- [TASK REQUIREMENTS]
Pull out all lines from the listing below in which the word "Settings" appears.

>> Begin DATA ENTRIES

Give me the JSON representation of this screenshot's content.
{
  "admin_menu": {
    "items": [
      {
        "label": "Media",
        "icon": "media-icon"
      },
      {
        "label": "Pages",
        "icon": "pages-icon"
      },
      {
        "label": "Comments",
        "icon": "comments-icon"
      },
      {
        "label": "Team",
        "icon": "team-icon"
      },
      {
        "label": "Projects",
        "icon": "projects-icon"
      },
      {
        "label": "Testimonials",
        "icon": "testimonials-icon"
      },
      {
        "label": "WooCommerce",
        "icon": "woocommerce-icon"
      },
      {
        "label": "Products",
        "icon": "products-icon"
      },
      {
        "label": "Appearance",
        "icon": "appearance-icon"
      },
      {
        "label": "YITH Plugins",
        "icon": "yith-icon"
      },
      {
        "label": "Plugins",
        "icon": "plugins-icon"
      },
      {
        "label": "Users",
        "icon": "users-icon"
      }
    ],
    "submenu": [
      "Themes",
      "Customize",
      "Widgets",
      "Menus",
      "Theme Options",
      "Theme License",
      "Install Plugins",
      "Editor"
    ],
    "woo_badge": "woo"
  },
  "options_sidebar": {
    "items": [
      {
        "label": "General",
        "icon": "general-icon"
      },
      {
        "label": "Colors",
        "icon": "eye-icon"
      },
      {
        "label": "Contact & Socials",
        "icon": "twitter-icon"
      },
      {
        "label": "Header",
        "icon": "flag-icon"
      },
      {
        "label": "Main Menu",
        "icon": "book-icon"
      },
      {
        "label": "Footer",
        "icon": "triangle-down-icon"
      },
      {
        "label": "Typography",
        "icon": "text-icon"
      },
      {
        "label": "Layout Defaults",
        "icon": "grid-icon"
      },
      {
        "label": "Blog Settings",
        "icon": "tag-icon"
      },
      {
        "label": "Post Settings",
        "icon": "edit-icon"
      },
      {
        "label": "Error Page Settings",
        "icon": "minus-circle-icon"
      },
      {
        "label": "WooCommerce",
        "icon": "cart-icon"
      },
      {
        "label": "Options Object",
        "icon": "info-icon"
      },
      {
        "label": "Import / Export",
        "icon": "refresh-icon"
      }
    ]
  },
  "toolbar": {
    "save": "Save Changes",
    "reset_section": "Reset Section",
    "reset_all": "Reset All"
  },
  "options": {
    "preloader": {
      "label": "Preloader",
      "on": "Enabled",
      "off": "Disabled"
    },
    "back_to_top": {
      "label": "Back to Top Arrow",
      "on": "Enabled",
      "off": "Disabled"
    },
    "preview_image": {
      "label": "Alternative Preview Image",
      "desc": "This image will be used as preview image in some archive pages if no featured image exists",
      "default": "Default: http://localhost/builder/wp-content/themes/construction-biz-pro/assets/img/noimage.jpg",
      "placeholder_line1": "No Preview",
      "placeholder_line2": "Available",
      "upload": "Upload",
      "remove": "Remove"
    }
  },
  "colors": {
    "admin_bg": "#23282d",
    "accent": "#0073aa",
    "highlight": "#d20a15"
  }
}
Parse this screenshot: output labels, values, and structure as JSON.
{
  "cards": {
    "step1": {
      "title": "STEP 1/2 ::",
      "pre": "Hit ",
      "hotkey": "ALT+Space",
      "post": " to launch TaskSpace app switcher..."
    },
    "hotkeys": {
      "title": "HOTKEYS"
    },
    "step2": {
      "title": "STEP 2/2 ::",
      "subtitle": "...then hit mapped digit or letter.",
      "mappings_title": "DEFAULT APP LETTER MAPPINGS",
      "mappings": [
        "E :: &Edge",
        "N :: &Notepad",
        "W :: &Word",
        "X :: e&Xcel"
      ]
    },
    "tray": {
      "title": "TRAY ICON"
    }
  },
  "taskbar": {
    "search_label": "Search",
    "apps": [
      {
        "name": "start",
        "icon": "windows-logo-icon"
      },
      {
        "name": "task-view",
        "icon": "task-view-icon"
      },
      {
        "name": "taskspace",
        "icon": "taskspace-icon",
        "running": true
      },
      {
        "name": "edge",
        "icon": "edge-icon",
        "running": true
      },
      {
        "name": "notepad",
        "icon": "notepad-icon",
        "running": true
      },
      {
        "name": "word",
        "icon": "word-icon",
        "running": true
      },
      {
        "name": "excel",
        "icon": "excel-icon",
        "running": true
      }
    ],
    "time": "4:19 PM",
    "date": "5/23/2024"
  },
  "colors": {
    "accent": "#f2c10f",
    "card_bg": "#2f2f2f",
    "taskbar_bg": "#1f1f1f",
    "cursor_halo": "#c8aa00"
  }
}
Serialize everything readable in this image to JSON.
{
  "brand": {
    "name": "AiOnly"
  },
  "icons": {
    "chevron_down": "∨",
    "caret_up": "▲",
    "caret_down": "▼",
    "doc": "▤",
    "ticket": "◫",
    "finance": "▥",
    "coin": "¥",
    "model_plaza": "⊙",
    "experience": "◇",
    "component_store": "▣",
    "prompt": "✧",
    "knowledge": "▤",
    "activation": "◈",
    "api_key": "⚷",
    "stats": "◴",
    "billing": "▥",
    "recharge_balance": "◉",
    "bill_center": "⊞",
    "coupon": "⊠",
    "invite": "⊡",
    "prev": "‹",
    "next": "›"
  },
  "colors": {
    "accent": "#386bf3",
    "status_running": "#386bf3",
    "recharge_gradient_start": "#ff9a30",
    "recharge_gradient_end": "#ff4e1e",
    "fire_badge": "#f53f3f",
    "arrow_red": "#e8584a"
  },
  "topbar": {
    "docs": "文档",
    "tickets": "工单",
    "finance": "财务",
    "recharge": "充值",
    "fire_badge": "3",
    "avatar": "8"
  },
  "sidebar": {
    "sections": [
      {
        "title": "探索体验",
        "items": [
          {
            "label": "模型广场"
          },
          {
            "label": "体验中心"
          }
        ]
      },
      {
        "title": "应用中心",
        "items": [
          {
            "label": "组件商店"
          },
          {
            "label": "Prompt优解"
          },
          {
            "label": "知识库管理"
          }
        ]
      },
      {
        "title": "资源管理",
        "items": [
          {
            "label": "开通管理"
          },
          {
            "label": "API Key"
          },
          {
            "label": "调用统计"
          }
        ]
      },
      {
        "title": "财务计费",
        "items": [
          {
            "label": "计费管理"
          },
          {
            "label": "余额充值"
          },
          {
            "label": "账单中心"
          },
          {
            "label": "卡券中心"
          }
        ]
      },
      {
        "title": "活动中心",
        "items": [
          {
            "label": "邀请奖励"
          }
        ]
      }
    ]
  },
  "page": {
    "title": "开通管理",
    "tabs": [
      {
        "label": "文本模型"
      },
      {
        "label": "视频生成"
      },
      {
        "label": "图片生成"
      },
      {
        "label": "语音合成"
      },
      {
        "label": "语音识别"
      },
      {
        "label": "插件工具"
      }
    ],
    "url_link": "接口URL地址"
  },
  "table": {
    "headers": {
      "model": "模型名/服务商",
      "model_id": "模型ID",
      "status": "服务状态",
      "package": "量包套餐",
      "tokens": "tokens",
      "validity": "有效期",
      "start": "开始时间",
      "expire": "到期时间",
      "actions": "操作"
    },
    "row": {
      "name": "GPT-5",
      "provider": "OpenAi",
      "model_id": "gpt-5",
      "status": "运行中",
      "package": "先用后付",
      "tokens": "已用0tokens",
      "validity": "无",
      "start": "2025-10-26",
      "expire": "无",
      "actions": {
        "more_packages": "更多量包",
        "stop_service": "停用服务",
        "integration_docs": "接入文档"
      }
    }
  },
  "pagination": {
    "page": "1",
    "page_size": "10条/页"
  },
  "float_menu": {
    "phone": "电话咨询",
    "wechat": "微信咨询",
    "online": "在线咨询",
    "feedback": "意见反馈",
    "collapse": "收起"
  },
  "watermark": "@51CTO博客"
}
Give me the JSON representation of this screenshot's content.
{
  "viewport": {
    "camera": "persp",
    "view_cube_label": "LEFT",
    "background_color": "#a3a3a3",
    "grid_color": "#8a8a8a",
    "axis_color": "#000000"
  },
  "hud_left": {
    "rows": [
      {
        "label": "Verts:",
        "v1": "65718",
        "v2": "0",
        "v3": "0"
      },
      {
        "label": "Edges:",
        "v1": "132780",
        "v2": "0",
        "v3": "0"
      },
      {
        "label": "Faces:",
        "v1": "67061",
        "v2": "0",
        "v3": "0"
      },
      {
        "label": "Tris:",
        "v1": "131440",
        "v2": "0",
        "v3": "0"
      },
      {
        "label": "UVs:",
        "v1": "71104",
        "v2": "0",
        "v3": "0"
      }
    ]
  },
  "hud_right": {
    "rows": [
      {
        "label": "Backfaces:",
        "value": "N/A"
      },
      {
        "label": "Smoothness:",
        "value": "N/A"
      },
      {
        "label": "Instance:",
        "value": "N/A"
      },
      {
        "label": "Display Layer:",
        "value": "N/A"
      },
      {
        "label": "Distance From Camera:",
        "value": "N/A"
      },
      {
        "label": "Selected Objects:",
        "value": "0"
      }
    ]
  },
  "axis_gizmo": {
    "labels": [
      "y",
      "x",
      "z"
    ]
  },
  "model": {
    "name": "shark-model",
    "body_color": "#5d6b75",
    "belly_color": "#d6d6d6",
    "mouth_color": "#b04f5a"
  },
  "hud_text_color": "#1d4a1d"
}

>> End DATA ENTRIES

- [FINAL RESULT]
        "label": "Blog Settings",
        "label": "Post Settings",
        "label": "Error Page Settings",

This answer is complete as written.